Lines containing the string "Code" are to be collected in full.

Stored data entries:
===
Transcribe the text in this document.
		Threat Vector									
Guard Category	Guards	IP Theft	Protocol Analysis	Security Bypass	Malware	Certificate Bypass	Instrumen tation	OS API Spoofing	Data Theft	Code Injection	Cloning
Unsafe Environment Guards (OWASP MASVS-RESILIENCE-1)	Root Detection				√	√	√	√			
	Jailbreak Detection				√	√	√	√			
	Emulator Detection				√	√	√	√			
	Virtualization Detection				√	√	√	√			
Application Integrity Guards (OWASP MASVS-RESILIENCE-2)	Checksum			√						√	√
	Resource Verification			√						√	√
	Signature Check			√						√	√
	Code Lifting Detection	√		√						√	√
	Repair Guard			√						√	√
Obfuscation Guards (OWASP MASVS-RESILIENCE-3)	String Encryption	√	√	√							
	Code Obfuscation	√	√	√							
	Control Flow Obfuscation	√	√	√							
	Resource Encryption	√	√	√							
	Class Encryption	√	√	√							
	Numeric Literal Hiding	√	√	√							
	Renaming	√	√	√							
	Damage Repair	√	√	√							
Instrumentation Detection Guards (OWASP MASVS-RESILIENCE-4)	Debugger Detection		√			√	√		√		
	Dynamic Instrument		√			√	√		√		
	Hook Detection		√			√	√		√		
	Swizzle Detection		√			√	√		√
===
**EXERCISE RESULT**
Guard Category	Guards	IP Theft	Protocol Analysis	Security Bypass	Malware	Certificate Bypass	Instrumen tation	OS API Spoofing	Data Theft	Code Injection	Cloning
	Code Lifting Detection	√		√						√	√
	Code Obfuscation	√	√	√							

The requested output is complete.